WRITTEN INSTRUCTION
How many lines of these entries include the string "your"? State the number alone.

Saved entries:
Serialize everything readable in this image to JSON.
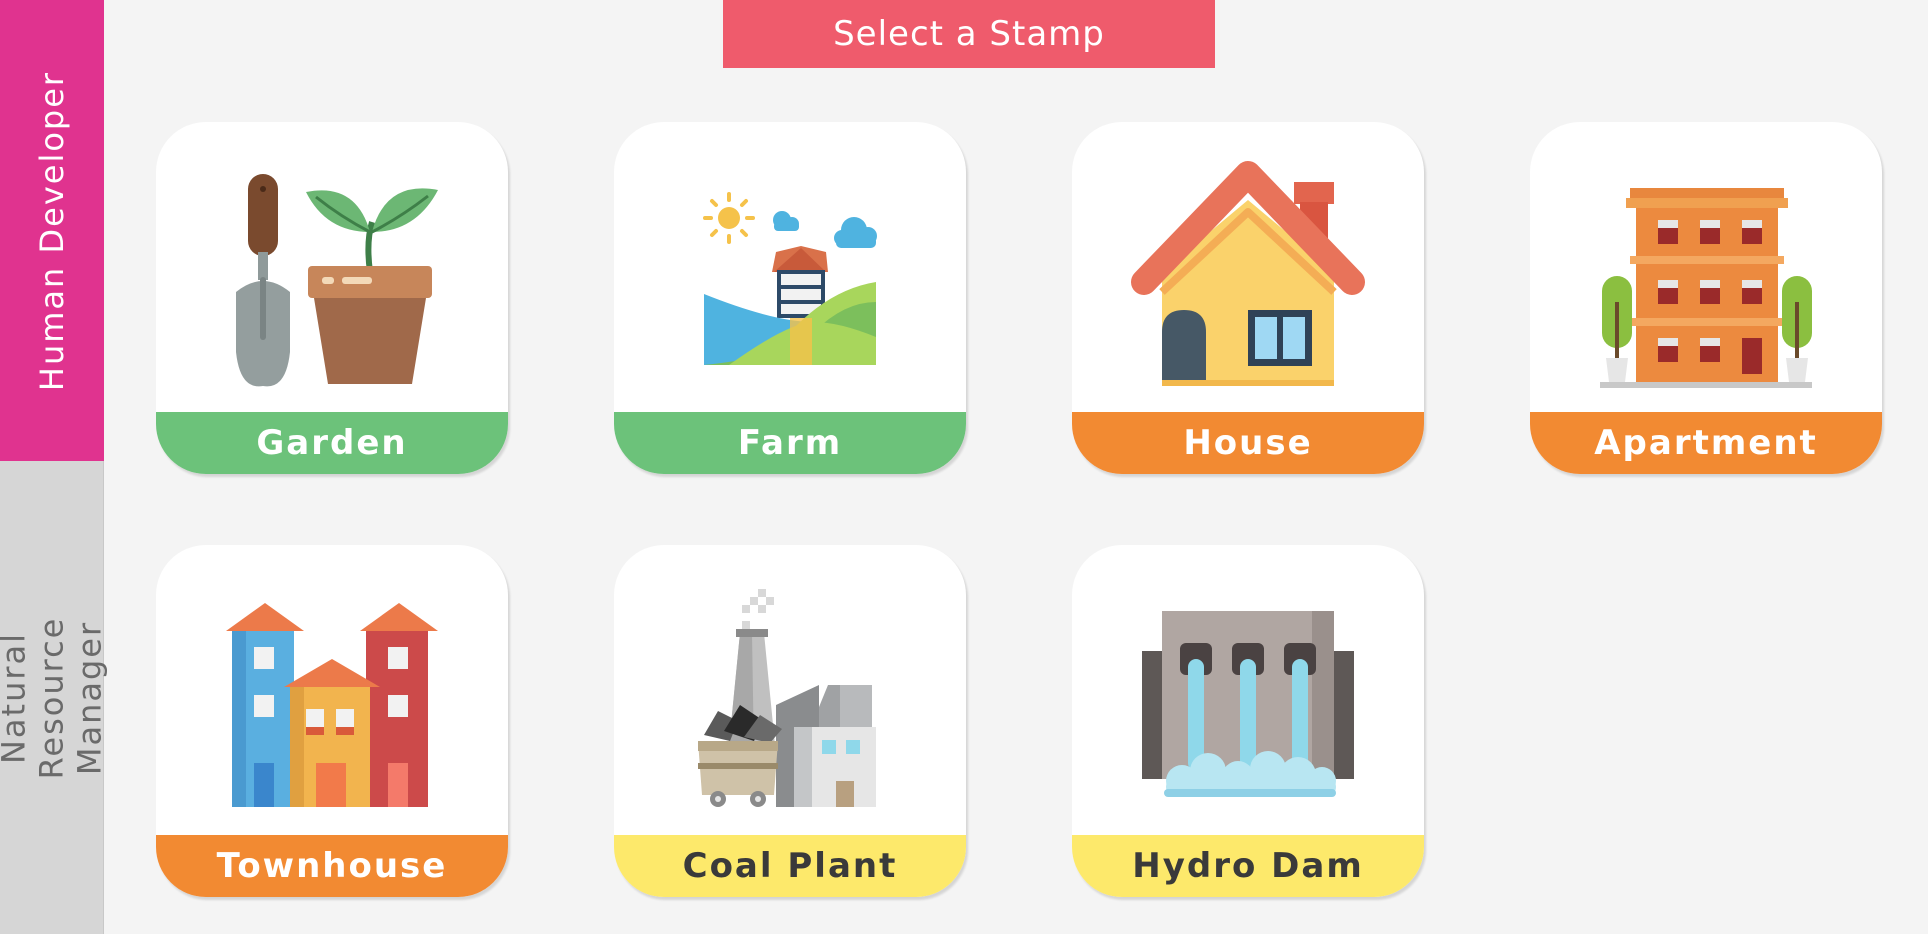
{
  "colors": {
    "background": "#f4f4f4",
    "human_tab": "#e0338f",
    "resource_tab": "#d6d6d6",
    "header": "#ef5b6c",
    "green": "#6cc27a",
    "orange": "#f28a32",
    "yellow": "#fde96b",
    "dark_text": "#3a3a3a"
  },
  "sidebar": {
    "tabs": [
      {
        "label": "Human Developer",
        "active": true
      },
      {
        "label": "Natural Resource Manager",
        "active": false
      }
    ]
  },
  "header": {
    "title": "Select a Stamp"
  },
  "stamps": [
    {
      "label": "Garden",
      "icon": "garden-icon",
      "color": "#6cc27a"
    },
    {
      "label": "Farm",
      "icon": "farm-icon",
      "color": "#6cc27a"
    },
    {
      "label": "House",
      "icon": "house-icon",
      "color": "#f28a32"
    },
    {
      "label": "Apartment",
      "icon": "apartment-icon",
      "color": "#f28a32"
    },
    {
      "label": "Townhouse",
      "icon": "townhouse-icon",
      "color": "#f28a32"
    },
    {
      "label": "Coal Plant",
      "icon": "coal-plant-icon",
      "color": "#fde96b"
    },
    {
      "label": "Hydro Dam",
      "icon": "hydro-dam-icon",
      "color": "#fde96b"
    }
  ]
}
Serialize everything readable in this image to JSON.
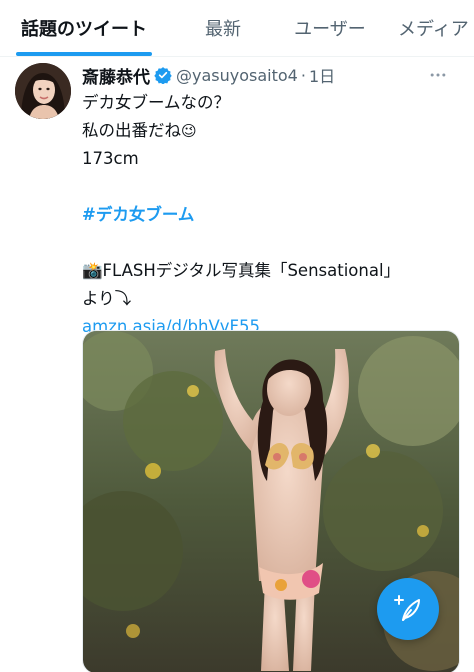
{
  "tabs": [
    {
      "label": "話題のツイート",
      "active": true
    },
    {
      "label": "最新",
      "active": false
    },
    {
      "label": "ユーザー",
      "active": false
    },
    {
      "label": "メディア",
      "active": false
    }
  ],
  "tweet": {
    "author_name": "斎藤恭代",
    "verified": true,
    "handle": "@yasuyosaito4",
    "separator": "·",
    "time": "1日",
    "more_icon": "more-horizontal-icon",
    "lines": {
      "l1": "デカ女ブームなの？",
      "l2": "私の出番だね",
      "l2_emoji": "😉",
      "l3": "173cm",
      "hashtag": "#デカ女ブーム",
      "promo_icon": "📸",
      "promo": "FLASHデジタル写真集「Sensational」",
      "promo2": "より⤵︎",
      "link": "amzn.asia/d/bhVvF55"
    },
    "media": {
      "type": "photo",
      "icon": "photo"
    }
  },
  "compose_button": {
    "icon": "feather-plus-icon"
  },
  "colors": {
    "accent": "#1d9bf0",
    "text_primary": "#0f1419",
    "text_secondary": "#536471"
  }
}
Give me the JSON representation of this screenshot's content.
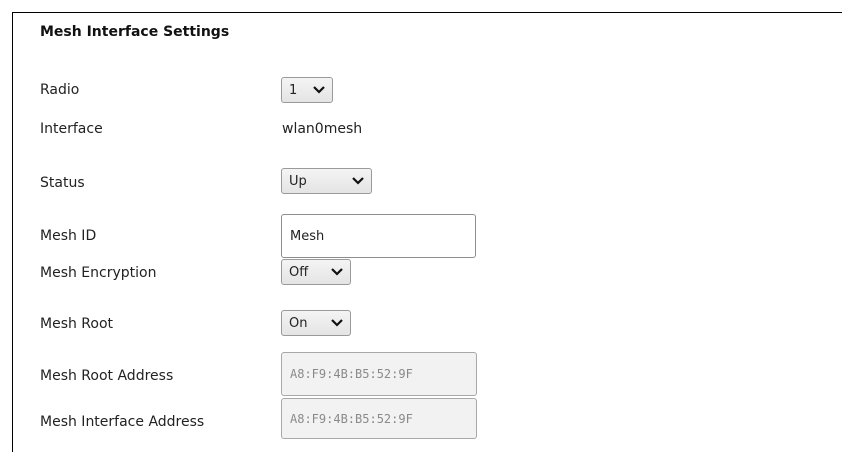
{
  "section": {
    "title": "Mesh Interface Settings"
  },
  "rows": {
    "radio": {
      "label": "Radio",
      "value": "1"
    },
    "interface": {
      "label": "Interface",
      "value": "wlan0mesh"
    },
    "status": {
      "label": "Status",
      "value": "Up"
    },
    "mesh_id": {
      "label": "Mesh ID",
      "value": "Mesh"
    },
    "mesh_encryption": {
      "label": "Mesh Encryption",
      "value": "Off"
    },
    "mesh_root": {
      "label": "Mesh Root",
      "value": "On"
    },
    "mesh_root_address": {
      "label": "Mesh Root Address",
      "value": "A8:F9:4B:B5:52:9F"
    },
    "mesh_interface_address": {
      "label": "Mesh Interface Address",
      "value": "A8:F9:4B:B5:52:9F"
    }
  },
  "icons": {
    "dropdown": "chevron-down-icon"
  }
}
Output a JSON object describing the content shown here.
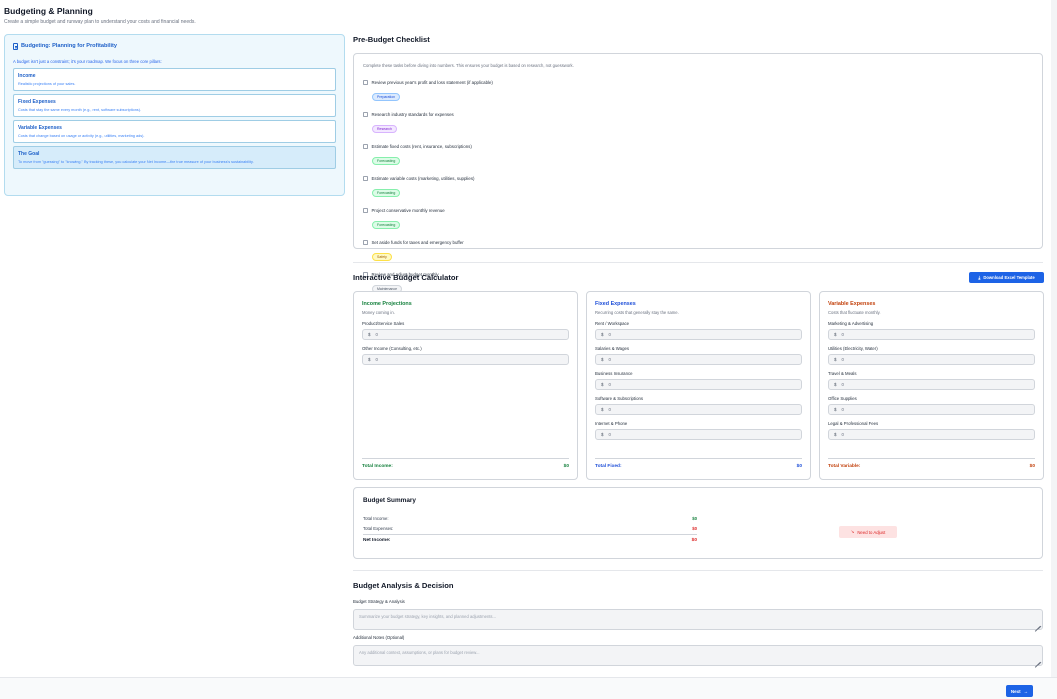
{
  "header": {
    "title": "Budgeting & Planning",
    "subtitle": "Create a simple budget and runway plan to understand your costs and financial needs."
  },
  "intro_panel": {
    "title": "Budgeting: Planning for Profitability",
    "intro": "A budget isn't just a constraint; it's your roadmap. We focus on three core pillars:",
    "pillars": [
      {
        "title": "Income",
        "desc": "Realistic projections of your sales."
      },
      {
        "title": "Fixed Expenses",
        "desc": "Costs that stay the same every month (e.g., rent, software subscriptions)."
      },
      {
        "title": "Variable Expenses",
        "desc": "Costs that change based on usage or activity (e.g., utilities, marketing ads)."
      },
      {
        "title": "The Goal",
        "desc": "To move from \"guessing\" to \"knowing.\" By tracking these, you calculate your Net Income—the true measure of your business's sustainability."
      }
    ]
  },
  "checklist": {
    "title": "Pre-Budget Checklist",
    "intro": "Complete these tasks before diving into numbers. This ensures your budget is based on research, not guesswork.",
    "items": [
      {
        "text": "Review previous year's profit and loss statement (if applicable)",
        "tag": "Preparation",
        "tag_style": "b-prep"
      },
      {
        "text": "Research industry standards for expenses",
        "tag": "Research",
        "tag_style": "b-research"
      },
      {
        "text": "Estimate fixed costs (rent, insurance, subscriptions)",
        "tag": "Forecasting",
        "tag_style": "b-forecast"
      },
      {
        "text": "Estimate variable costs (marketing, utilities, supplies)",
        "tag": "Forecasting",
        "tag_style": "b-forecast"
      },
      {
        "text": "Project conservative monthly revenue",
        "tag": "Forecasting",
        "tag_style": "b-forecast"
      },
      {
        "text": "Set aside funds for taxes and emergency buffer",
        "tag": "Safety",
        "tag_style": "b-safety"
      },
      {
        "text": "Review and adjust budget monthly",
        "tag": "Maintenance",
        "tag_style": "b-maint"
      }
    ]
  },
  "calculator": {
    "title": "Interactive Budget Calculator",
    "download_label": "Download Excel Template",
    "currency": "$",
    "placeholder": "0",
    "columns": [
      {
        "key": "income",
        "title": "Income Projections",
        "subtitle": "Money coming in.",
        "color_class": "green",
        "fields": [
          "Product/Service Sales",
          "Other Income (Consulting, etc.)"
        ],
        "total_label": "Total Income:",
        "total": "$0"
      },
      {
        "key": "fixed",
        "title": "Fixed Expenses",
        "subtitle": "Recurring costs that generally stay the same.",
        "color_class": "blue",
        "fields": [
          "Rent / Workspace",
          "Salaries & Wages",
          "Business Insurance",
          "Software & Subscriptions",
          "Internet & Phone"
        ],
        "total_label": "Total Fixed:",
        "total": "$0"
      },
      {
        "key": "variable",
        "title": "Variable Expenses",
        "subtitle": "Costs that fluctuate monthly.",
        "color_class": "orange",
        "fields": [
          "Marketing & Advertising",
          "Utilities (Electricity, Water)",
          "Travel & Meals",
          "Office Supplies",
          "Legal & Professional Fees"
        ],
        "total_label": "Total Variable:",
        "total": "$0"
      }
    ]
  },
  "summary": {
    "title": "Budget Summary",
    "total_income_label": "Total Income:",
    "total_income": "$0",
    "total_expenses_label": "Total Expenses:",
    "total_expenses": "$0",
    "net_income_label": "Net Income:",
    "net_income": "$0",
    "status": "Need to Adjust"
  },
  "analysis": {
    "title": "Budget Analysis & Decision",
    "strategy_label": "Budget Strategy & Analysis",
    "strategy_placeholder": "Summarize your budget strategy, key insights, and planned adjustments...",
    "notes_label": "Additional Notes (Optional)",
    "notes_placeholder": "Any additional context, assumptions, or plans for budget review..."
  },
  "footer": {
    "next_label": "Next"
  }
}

RESPONSE BELOW
6